* [What to work on] Output every line exactly as written. Leave out pictures.

* [Available records]
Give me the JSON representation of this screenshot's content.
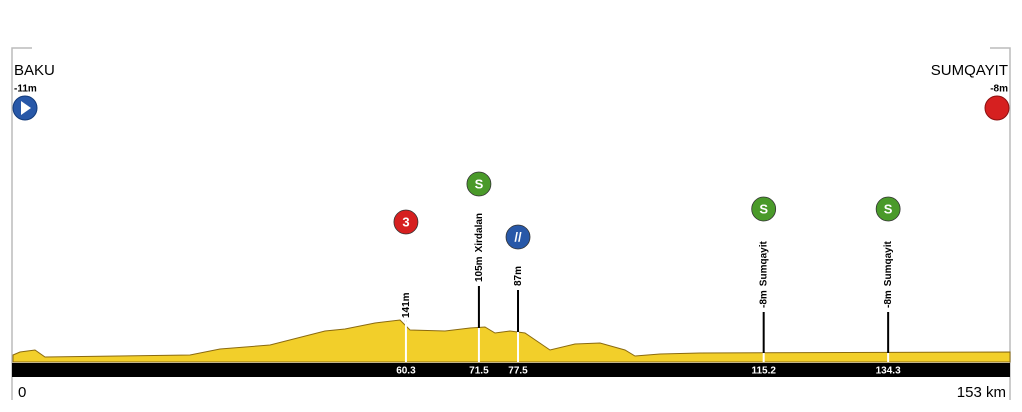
{
  "start": {
    "name": "BAKU",
    "altitude": "-11m"
  },
  "finish": {
    "name": "SUMQAYIT",
    "altitude": "-8m"
  },
  "axis": {
    "start": 0,
    "end": {
      "value": 153,
      "label": "153 km"
    }
  },
  "markers": [
    {
      "km": 60.3,
      "icon": "3",
      "color": "#d62020",
      "altitude": "141m"
    },
    {
      "km": 71.5,
      "icon": "S",
      "color": "#4a9a2a",
      "altitude": "105m",
      "place": "Xirdalan"
    },
    {
      "km": 77.5,
      "icon": "//",
      "color": "#2858a8",
      "altitude": "87m"
    },
    {
      "km": 115.2,
      "icon": "S",
      "color": "#4a9a2a",
      "altitude": "-8m",
      "place": "Sumqayit"
    },
    {
      "km": 134.3,
      "icon": "S",
      "color": "#4a9a2a",
      "altitude": "-8m",
      "place": "Sumqayit"
    }
  ]
}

* [Solution]
Give me the JSON representation of this screenshot's content.
{
  "start": {
    "name": "BAKU",
    "altitude": "-11m"
  },
  "finish": {
    "name": "SUMQAYIT",
    "altitude": "-8m"
  },
  "axis": {
    "start": 0,
    "end": {
      "value": 153,
      "label": "153 km"
    }
  },
  "markers": [
    {
      "km": 60.3,
      "icon": "3",
      "color": "#d62020",
      "altitude": "141m"
    },
    {
      "km": 71.5,
      "icon": "S",
      "color": "#4a9a2a",
      "altitude": "105m",
      "place": "Xirdalan"
    },
    {
      "km": 77.5,
      "icon": "//",
      "color": "#2858a8",
      "altitude": "87m"
    },
    {
      "km": 115.2,
      "icon": "S",
      "color": "#4a9a2a",
      "altitude": "-8m",
      "place": "Sumqayit"
    },
    {
      "km": 134.3,
      "icon": "S",
      "color": "#4a9a2a",
      "altitude": "-8m",
      "place": "Sumqayit"
    }
  ]
}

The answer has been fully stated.